## To be done
Repeat each entry exactly and drop the pictures.

··· Entries supplied

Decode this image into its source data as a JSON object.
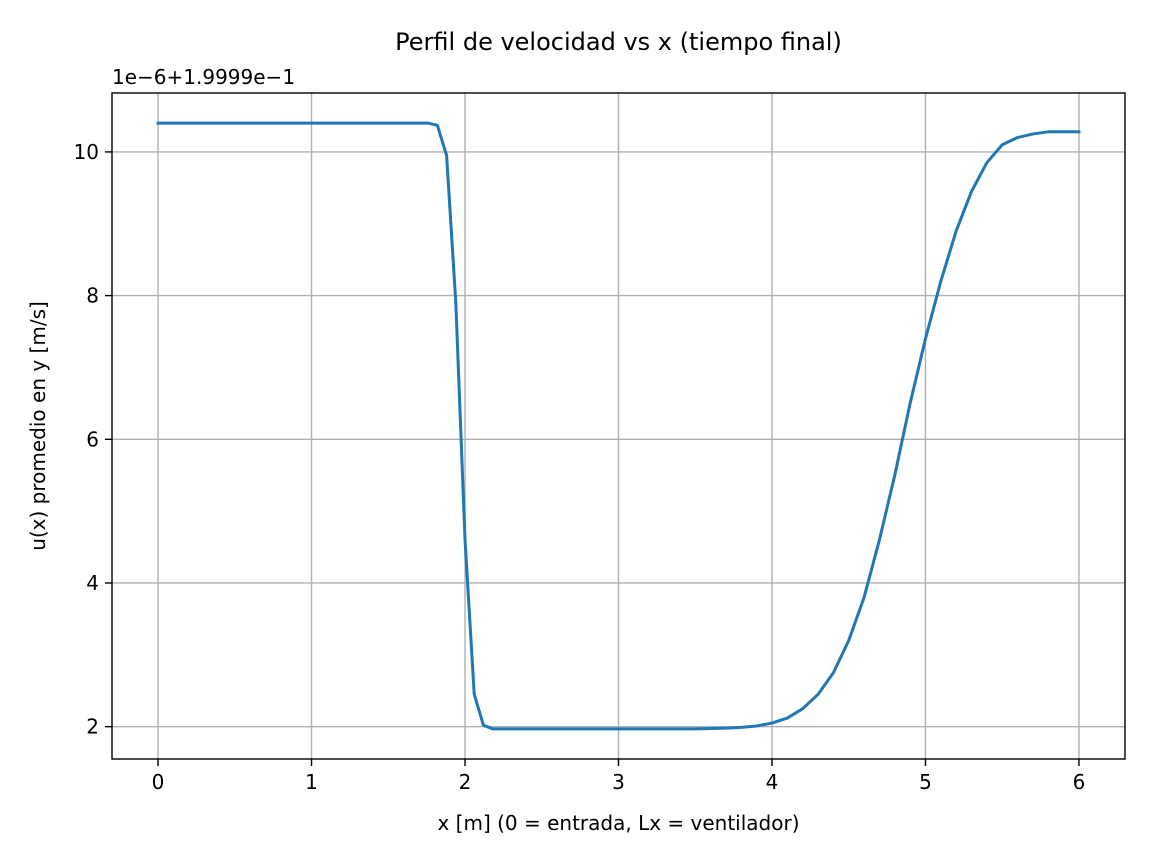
{
  "chart_data": {
    "type": "line",
    "title": "Perfil de velocidad vs x (tiempo final)",
    "xlabel": "x [m] (0 = entrada, Lx = ventilador)",
    "ylabel": "u(x) promedio en y [m/s]",
    "offset_text": "1e−6+1.9999e−1",
    "xlim": [
      -0.3,
      6.3
    ],
    "ylim": [
      1.55,
      10.82
    ],
    "xticks": [
      0,
      1,
      2,
      3,
      4,
      5,
      6
    ],
    "xtick_labels": [
      "0",
      "1",
      "2",
      "3",
      "4",
      "5",
      "6"
    ],
    "yticks": [
      2,
      4,
      6,
      8,
      10
    ],
    "ytick_labels": [
      "2",
      "4",
      "6",
      "8",
      "10"
    ],
    "grid": true,
    "series": [
      {
        "color": "#1f77b4",
        "x": [
          0,
          0.2,
          0.4,
          0.6,
          0.8,
          1.0,
          1.2,
          1.4,
          1.6,
          1.76,
          1.82,
          1.88,
          1.94,
          2.0,
          2.06,
          2.12,
          2.18,
          2.3,
          2.5,
          2.7,
          2.9,
          3.1,
          3.3,
          3.5,
          3.7,
          3.8,
          3.9,
          4.0,
          4.1,
          4.2,
          4.3,
          4.4,
          4.5,
          4.6,
          4.7,
          4.8,
          4.9,
          5.0,
          5.1,
          5.2,
          5.3,
          5.4,
          5.5,
          5.6,
          5.7,
          5.8,
          5.9,
          5.95,
          6.0
        ],
        "y": [
          10.4,
          10.4,
          10.4,
          10.4,
          10.4,
          10.4,
          10.4,
          10.4,
          10.4,
          10.4,
          10.37,
          9.95,
          7.9,
          4.6,
          2.45,
          2.02,
          1.97,
          1.97,
          1.97,
          1.97,
          1.97,
          1.97,
          1.97,
          1.97,
          1.98,
          1.99,
          2.01,
          2.05,
          2.12,
          2.25,
          2.45,
          2.75,
          3.2,
          3.8,
          4.6,
          5.5,
          6.5,
          7.4,
          8.2,
          8.9,
          9.45,
          9.85,
          10.1,
          10.2,
          10.25,
          10.28,
          10.28,
          10.28,
          10.28
        ]
      }
    ]
  }
}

······

## Exercise output
Decode this image into its source data as a JSON object.
{
  "chart_data": {
    "type": "line",
    "title": "Perfil de velocidad vs x (tiempo final)",
    "xlabel": "x [m] (0 = entrada, Lx = ventilador)",
    "ylabel": "u(x) promedio en y [m/s]",
    "offset_text": "1e−6+1.9999e−1",
    "xlim": [
      -0.3,
      6.3
    ],
    "ylim": [
      1.55,
      10.82
    ],
    "xticks": [
      0,
      1,
      2,
      3,
      4,
      5,
      6
    ],
    "xtick_labels": [
      "0",
      "1",
      "2",
      "3",
      "4",
      "5",
      "6"
    ],
    "yticks": [
      2,
      4,
      6,
      8,
      10
    ],
    "ytick_labels": [
      "2",
      "4",
      "6",
      "8",
      "10"
    ],
    "grid": true,
    "series": [
      {
        "color": "#1f77b4",
        "x": [
          0,
          0.2,
          0.4,
          0.6,
          0.8,
          1.0,
          1.2,
          1.4,
          1.6,
          1.76,
          1.82,
          1.88,
          1.94,
          2.0,
          2.06,
          2.12,
          2.18,
          2.3,
          2.5,
          2.7,
          2.9,
          3.1,
          3.3,
          3.5,
          3.7,
          3.8,
          3.9,
          4.0,
          4.1,
          4.2,
          4.3,
          4.4,
          4.5,
          4.6,
          4.7,
          4.8,
          4.9,
          5.0,
          5.1,
          5.2,
          5.3,
          5.4,
          5.5,
          5.6,
          5.7,
          5.8,
          5.9,
          5.95,
          6.0
        ],
        "y": [
          10.4,
          10.4,
          10.4,
          10.4,
          10.4,
          10.4,
          10.4,
          10.4,
          10.4,
          10.4,
          10.37,
          9.95,
          7.9,
          4.6,
          2.45,
          2.02,
          1.97,
          1.97,
          1.97,
          1.97,
          1.97,
          1.97,
          1.97,
          1.97,
          1.98,
          1.99,
          2.01,
          2.05,
          2.12,
          2.25,
          2.45,
          2.75,
          3.2,
          3.8,
          4.6,
          5.5,
          6.5,
          7.4,
          8.2,
          8.9,
          9.45,
          9.85,
          10.1,
          10.2,
          10.25,
          10.28,
          10.28,
          10.28,
          10.28
        ]
      }
    ]
  }
}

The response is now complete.